TO BE DONE: Reproduce every entry exactly, without alteration.

MATERIAL:
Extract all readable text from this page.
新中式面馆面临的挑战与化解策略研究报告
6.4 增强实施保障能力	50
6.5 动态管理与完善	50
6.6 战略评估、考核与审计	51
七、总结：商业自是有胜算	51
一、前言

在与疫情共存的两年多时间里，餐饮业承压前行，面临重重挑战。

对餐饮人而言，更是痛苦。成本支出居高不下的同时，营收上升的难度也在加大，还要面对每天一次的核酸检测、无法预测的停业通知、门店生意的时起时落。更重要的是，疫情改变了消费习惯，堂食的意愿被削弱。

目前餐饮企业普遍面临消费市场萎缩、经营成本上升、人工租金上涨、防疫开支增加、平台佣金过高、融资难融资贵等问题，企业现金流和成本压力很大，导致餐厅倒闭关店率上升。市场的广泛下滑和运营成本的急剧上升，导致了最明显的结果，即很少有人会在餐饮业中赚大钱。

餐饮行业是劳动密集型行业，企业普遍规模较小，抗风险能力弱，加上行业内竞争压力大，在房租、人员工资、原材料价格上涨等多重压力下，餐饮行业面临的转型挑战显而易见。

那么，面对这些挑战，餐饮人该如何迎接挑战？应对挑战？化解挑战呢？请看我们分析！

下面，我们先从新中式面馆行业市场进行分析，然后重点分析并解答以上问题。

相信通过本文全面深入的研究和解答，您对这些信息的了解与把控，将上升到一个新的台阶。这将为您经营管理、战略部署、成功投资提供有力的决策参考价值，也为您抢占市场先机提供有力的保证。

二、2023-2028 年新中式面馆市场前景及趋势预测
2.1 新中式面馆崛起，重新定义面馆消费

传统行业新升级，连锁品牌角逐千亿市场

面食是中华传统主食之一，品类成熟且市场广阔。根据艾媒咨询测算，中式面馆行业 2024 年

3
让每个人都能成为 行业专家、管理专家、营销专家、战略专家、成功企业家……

SOLUTION BELOW:
Extract all readable text from this page.
新中式面馆面临的挑战与化解策略研究报告
6.4 增强实施保障能力	50
6.5 动态管理与完善	50
6.6 战略评估、考核与审计	51
七、总结：商业自是有胜算	51
一、前言

在与疫情共存的两年多时间里，餐饮业承压前行，面临重重挑战。

对餐饮人而言，更是痛苦。成本支出居高不下的同时，营收上升的难度也在加大，还要面对每天一次的核酸检测、无法预测的停业通知、门店生意的时起时落。更重要的是，疫情改变了消费习惯，堂食的意愿被削弱。

目前餐饮企业普遍面临消费市场萎缩、经营成本上升、人工租金上涨、防疫开支增加、平台佣金过高、融资难融资贵等问题，企业现金流和成本压力很大，导致餐厅倒闭关店率上升。市场的广泛下滑和运营成本的急剧上升，导致了最明显的结果，即很少有人会在餐饮业中赚大钱。

餐饮行业是劳动密集型行业，企业普遍规模较小，抗风险能力弱，加上行业内竞争压力大，在房租、人员工资、原材料价格上涨等多重压力下，餐饮行业面临的转型挑战显而易见。

那么，面对这些挑战，餐饮人该如何迎接挑战？应对挑战？化解挑战呢？请看我们分析！

下面，我们先从新中式面馆行业市场进行分析，然后重点分析并解答以上问题。

相信通过本文全面深入的研究和解答，您对这些信息的了解与把控，将上升到一个新的台阶。这将为您经营管理、战略部署、成功投资提供有力的决策参考价值，也为您抢占市场先机提供有力的保证。

二、2023-2028 年新中式面馆市场前景及趋势预测
2.1 新中式面馆崛起，重新定义面馆消费

传统行业新升级，连锁品牌角逐千亿市场

面食是中华传统主食之一，品类成熟且市场广阔。根据艾媒咨询测算，中式面馆行业 2024 年

3
让每个人都能成为 行业专家、管理专家、营销专家、战略专家、成功企业家……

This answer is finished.